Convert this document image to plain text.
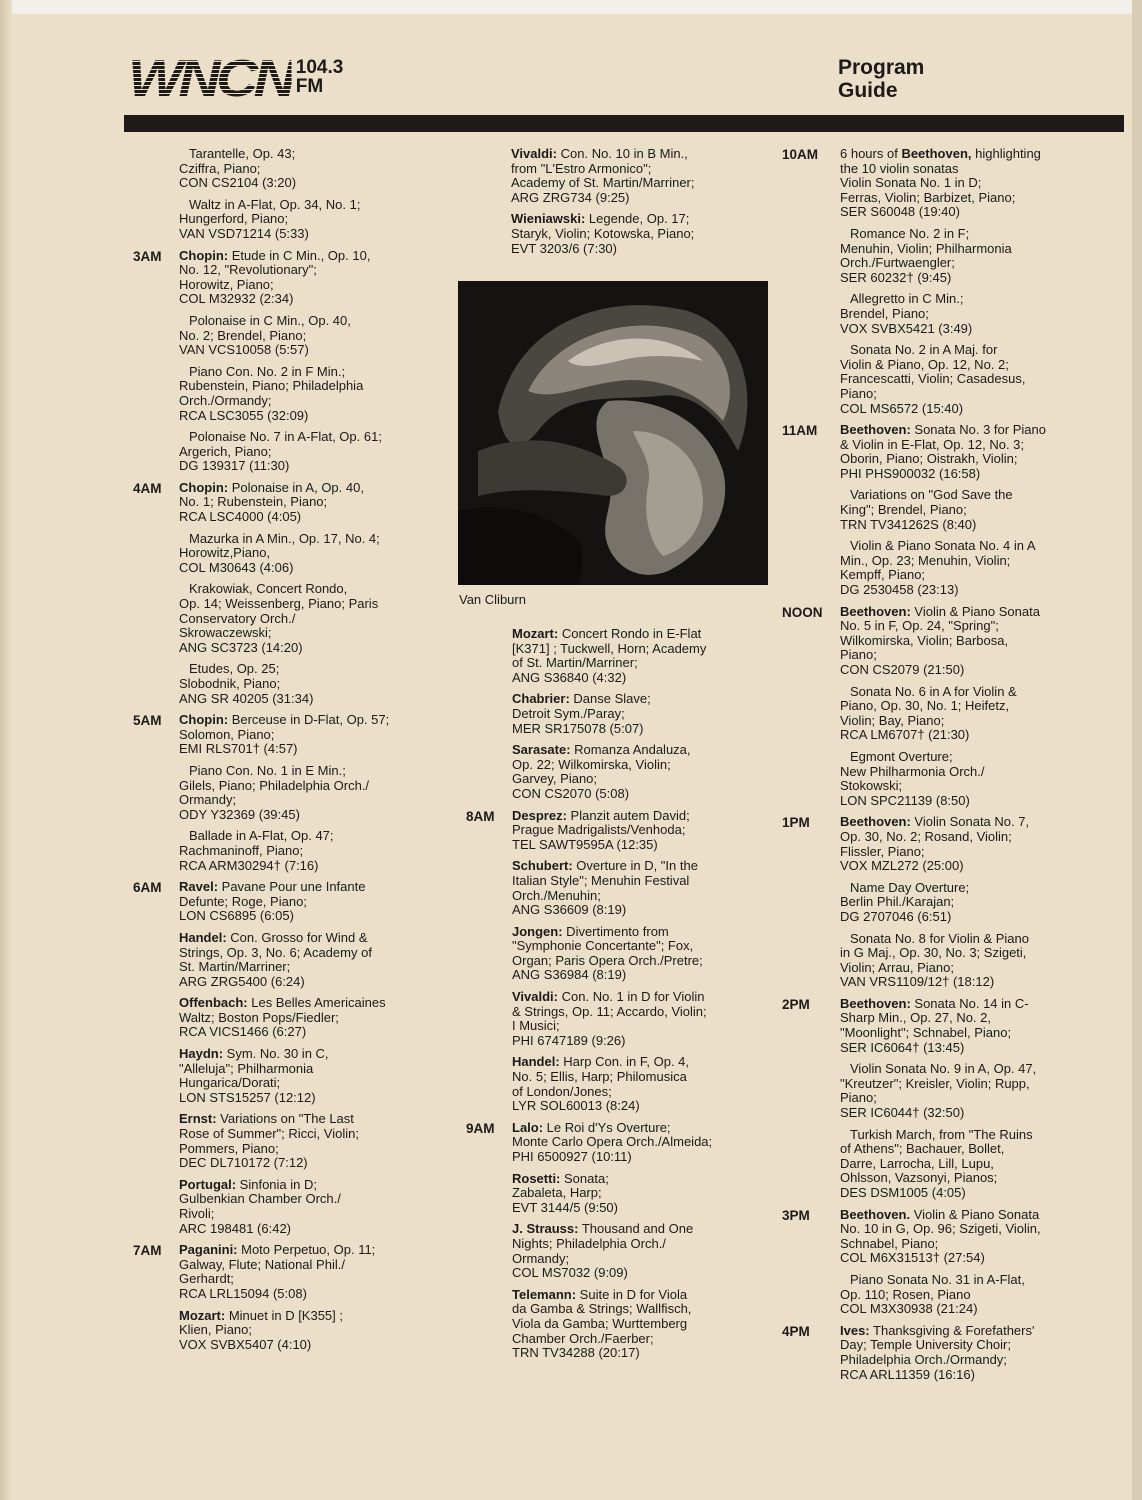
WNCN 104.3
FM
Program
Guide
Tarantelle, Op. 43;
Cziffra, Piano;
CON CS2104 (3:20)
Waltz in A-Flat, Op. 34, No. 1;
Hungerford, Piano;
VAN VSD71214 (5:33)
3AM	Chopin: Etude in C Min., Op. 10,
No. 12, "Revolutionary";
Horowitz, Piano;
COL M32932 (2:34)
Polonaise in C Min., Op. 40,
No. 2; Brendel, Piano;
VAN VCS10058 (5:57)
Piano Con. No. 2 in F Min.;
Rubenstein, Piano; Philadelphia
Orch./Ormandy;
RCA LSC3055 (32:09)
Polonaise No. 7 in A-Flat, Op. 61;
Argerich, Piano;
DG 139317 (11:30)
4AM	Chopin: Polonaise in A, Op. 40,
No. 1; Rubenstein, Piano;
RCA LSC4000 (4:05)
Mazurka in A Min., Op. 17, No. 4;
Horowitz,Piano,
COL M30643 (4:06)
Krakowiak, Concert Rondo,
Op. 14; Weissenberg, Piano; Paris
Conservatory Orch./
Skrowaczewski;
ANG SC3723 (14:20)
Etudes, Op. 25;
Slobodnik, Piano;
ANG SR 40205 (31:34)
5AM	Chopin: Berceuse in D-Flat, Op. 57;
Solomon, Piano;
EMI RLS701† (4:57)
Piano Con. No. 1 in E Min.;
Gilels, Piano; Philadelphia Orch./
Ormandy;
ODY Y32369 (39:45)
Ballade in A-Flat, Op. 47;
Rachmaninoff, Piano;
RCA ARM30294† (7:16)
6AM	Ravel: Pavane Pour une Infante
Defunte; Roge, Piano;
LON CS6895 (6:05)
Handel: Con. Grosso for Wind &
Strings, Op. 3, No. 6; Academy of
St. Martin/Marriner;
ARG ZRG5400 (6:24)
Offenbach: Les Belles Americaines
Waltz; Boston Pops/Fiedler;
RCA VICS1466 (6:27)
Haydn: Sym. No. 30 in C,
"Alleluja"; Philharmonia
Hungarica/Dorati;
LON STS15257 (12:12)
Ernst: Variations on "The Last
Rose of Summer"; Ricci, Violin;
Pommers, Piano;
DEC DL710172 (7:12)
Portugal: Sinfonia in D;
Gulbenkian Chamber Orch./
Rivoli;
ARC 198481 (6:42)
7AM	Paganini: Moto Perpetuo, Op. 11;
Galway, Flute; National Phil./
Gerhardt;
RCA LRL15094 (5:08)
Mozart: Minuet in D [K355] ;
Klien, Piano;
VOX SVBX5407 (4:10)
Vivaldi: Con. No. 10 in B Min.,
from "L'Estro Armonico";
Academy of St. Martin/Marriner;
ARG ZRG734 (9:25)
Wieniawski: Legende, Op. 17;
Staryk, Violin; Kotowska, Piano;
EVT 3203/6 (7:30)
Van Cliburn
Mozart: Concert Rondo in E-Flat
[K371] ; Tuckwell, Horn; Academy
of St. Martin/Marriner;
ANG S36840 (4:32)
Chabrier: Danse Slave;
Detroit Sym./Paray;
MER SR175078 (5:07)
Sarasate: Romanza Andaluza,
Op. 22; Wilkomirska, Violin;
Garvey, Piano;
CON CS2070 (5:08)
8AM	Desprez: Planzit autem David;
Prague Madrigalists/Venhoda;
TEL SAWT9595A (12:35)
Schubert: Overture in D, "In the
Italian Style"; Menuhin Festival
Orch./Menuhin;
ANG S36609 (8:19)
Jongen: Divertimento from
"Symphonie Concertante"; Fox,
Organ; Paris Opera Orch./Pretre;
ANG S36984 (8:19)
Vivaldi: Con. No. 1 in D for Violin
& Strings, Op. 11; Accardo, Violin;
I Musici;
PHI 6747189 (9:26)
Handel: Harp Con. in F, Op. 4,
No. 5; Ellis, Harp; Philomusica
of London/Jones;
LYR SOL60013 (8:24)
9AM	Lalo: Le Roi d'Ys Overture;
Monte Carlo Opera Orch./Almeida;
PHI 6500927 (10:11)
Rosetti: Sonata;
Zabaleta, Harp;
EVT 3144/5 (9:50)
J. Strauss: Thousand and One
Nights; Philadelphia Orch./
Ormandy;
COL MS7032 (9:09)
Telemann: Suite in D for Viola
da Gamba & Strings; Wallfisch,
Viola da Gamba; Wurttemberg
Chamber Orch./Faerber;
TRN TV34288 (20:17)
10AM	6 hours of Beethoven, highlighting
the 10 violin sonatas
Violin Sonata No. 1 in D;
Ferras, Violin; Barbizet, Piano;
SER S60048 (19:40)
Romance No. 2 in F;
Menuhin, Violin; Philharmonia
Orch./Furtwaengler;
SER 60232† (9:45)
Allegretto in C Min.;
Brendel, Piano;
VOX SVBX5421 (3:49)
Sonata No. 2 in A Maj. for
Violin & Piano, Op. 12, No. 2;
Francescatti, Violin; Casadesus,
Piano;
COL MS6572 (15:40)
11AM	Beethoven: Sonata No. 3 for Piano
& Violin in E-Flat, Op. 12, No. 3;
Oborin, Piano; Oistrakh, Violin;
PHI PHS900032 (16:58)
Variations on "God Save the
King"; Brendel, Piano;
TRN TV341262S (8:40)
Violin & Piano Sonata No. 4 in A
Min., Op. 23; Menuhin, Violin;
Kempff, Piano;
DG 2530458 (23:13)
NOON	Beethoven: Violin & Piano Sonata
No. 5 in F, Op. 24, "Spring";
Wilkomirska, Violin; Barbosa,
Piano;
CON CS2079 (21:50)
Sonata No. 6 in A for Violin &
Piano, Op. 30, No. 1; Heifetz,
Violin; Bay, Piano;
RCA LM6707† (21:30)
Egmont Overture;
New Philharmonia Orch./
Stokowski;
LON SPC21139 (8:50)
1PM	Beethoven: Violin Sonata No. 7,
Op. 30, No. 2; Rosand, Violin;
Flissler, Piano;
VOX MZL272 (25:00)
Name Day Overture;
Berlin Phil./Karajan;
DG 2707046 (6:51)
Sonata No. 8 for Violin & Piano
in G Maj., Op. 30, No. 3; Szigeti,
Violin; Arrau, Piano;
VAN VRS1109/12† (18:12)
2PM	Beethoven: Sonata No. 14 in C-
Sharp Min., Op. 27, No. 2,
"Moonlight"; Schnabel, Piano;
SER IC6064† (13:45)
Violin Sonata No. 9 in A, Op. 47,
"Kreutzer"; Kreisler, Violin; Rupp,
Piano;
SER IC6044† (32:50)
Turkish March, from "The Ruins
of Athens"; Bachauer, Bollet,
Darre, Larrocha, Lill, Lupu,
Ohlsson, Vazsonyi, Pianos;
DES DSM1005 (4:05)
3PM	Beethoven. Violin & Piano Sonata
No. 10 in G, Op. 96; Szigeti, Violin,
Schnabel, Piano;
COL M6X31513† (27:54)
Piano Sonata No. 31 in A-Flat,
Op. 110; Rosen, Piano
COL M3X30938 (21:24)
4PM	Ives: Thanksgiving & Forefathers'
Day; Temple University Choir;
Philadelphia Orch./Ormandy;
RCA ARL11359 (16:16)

• **Task to complete**
Copy out every line from the data above that has "Rondo" in it.

• **Full output**
Krakowiak, Concert Rondo,
Mozart: Concert Rondo in E-Flat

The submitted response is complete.